[Element box annotations]
__________________________________________________

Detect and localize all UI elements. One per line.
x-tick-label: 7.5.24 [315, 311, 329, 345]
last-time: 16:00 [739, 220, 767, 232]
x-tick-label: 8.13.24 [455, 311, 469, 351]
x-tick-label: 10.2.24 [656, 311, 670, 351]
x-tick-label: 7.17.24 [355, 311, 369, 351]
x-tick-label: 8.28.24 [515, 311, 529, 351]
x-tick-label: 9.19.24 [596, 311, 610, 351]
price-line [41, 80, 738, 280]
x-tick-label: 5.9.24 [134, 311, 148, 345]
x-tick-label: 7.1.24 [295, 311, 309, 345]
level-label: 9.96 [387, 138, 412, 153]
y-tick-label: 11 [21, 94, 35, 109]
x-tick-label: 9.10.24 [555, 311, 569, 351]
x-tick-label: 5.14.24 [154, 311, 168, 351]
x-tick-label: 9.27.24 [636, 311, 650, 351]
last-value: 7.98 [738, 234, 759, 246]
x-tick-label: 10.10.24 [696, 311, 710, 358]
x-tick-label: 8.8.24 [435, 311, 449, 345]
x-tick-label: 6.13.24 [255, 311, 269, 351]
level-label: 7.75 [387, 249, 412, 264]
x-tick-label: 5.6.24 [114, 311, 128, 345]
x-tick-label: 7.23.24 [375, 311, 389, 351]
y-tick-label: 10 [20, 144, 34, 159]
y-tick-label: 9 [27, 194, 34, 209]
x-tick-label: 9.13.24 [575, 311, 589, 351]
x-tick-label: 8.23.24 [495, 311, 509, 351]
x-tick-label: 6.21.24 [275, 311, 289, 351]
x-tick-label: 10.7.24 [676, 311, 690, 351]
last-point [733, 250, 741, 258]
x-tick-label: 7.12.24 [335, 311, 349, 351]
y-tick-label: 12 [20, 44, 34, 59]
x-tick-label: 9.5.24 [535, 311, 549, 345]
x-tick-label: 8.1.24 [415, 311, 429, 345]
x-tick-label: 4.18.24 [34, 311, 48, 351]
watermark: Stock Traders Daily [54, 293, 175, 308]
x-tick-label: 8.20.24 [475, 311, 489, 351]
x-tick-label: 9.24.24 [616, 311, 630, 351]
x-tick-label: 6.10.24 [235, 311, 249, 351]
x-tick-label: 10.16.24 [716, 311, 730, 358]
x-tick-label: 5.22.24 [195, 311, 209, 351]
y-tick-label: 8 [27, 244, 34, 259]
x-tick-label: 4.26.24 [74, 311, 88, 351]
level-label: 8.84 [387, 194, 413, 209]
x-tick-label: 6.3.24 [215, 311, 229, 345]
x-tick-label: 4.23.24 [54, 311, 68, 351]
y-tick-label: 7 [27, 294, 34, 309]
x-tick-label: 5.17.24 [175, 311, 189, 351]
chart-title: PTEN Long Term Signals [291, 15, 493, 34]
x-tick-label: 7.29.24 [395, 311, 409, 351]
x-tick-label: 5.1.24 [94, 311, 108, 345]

__________________________________________________

### TO BE DONE:
Reproduce the lines of the records from the start through the line containing "chart-title: PTEN Long", inclusive.

### RESPONSE TO THIS TASK:
Detect and localize all UI elements. One per line.
x-tick-label: 7.5.24 [315, 311, 329, 345]
last-time: 16:00 [739, 220, 767, 232]
x-tick-label: 8.13.24 [455, 311, 469, 351]
x-tick-label: 10.2.24 [656, 311, 670, 351]
x-tick-label: 7.17.24 [355, 311, 369, 351]
x-tick-label: 8.28.24 [515, 311, 529, 351]
x-tick-label: 9.19.24 [596, 311, 610, 351]
price-line [41, 80, 738, 280]
x-tick-label: 5.9.24 [134, 311, 148, 345]
x-tick-label: 7.1.24 [295, 311, 309, 345]
level-label: 9.96 [387, 138, 412, 153]
y-tick-label: 11 [21, 94, 35, 109]
x-tick-label: 9.10.24 [555, 311, 569, 351]
x-tick-label: 5.14.24 [154, 311, 168, 351]
x-tick-label: 9.27.24 [636, 311, 650, 351]
last-value: 7.98 [738, 234, 759, 246]
x-tick-label: 10.10.24 [696, 311, 710, 358]
x-tick-label: 8.8.24 [435, 311, 449, 345]
x-tick-label: 6.13.24 [255, 311, 269, 351]
level-label: 7.75 [387, 249, 412, 264]
x-tick-label: 5.6.24 [114, 311, 128, 345]
x-tick-label: 7.23.24 [375, 311, 389, 351]
y-tick-label: 10 [20, 144, 34, 159]
y-tick-label: 9 [27, 194, 34, 209]
x-tick-label: 9.13.24 [575, 311, 589, 351]
x-tick-label: 8.23.24 [495, 311, 509, 351]
x-tick-label: 6.21.24 [275, 311, 289, 351]
x-tick-label: 10.7.24 [676, 311, 690, 351]
last-point [733, 250, 741, 258]
x-tick-label: 7.12.24 [335, 311, 349, 351]
y-tick-label: 12 [20, 44, 34, 59]
x-tick-label: 9.5.24 [535, 311, 549, 345]
x-tick-label: 8.1.24 [415, 311, 429, 345]
x-tick-label: 4.18.24 [34, 311, 48, 351]
watermark: Stock Traders Daily [54, 293, 175, 308]
x-tick-label: 8.20.24 [475, 311, 489, 351]
x-tick-label: 9.24.24 [616, 311, 630, 351]
x-tick-label: 6.10.24 [235, 311, 249, 351]
x-tick-label: 10.16.24 [716, 311, 730, 358]
x-tick-label: 5.22.24 [195, 311, 209, 351]
y-tick-label: 8 [27, 244, 34, 259]
x-tick-label: 4.26.24 [74, 311, 88, 351]
level-label: 8.84 [387, 194, 413, 209]
x-tick-label: 6.3.24 [215, 311, 229, 345]
x-tick-label: 4.23.24 [54, 311, 68, 351]
y-tick-label: 7 [27, 294, 34, 309]
x-tick-label: 5.17.24 [175, 311, 189, 351]
chart-title: PTEN Long Term Signals [291, 15, 493, 34]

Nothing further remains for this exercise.